### ARTICLE
-*-

The network is trained with a multi-task loss that sums three terms:
L = L_cls + L_box + L_mask
The classification loss L_cls is the standard log loss over object classes. The box regression loss L_box is the smooth L1 loss inherited from Fast R-CNN. The mask loss L_mask is the average binary cross-entropy applied per pixel. Crucially, L_mask is computed only on the predicted mask channel that corresponds to the ground-truth class. The other K-1 mask channels do not contribute to the loss for that RoI.
This decoupling of mask and class prediction is one of the design decisions the paper highlights. If a softmax across classes were used at the mask output, the model would be forced to choose between classes during mask prediction, even though the classification head is already deciding that. Removing the inter-class competition gives the classifier room to drive class assignment while the mask head focuses on shape. The ablation in the paper shows about a 5.5 AP gain from this choice over a per-pixel softmax equivalent.

-*-

### DIRECTION 1
In the text on the multi-task loss, what is used as the box regression loss L_box?
The records that follow have no connection to the text on the multi-task loss.

### PROVIDED RECORDS
-*-

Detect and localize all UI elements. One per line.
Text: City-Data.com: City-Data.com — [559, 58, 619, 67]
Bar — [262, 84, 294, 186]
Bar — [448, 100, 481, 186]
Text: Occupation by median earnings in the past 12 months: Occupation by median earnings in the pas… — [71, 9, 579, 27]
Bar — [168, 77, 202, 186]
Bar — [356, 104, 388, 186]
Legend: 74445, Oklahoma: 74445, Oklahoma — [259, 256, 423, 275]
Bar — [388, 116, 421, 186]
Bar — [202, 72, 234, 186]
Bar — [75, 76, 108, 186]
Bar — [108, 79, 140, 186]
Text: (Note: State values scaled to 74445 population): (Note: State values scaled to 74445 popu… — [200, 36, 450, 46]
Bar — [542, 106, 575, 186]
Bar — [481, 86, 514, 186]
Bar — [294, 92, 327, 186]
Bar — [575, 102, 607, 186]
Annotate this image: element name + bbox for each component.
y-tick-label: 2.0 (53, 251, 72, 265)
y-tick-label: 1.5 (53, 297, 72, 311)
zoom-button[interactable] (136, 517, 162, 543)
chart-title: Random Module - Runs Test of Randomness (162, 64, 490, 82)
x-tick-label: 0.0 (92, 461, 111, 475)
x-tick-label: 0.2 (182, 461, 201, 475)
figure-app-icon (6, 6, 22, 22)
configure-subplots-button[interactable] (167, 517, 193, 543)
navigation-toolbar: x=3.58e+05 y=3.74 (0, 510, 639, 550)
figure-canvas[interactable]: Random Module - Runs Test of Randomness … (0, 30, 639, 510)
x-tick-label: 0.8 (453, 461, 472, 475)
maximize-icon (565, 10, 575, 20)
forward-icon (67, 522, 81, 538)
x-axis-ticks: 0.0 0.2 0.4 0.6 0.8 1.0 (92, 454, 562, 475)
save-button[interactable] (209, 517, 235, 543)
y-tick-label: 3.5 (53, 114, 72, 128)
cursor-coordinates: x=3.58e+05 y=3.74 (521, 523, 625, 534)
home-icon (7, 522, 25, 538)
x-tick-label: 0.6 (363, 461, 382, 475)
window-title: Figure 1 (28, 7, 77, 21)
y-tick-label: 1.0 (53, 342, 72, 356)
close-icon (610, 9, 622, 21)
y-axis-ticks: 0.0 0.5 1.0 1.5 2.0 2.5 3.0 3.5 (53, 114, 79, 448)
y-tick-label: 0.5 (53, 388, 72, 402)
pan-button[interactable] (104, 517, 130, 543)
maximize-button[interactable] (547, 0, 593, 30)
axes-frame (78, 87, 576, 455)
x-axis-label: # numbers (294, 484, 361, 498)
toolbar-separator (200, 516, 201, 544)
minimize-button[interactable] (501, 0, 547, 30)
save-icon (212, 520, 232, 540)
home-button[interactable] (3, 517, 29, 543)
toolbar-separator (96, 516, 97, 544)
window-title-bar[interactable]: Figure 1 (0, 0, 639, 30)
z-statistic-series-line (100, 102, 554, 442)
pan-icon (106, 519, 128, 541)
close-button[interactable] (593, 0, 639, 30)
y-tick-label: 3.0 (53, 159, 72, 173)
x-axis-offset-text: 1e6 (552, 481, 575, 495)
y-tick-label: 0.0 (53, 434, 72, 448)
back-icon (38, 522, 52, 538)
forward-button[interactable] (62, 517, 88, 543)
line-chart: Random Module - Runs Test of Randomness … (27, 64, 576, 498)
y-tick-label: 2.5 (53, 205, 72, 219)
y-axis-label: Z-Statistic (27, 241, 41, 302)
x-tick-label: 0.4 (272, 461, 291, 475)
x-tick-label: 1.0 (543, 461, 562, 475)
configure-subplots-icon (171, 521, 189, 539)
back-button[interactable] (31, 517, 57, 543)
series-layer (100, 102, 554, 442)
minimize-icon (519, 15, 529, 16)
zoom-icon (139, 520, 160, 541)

-*-

### DIRECTION 2
Put the lines of the records, starting at the first line of the records and ending at the line that contains "y-tick-label: 1.5 (53, 297, 72, 311)", into a JSON list of strings with one string per line and blank lines left out.

### SOLUTION 1
The smooth L1 loss inherited from Fast R-CNN.

### SOLUTION 2
[
  "Detect and localize all UI elements. One per line.",
  "Text: City-Data.com: City-Data.com — [559, 58, 619, 67]",
  "Bar — [262, 84, 294, 186]",
  "Bar — [448, 100, 481, 186]",
  "Text: Occupation by median earnings in the past 12 months: Occupation by median earnings in the pas… — [71, 9, 579, 27]",
  "Bar — [168, 77, 202, 186]",
  "Bar — [356, 104, 388, 186]",
  "Legend: 74445, Oklahoma: 74445, Oklahoma — [259, 256, 423, 275]",
  "Bar — [388, 116, 421, 186]",
  "Bar — [202, 72, 234, 186]",
  "Bar — [75, 76, 108, 186]",
  "Bar — [108, 79, 140, 186]",
  "Text: (Note: State values scaled to 74445 population): (Note: State values scaled to 74445 popu… — [200, 36, 450, 46]",
  "Bar — [542, 106, 575, 186]",
  "Bar — [481, 86, 514, 186]",
  "Bar — [294, 92, 327, 186]",
  "Bar — [575, 102, 607, 186]",
  "Annotate this image: element name + bbox for each component.",
  "y-tick-label: 2.0 (53, 251, 72, 265)",
  "y-tick-label: 1.5 (53, 297, 72, 311)"
]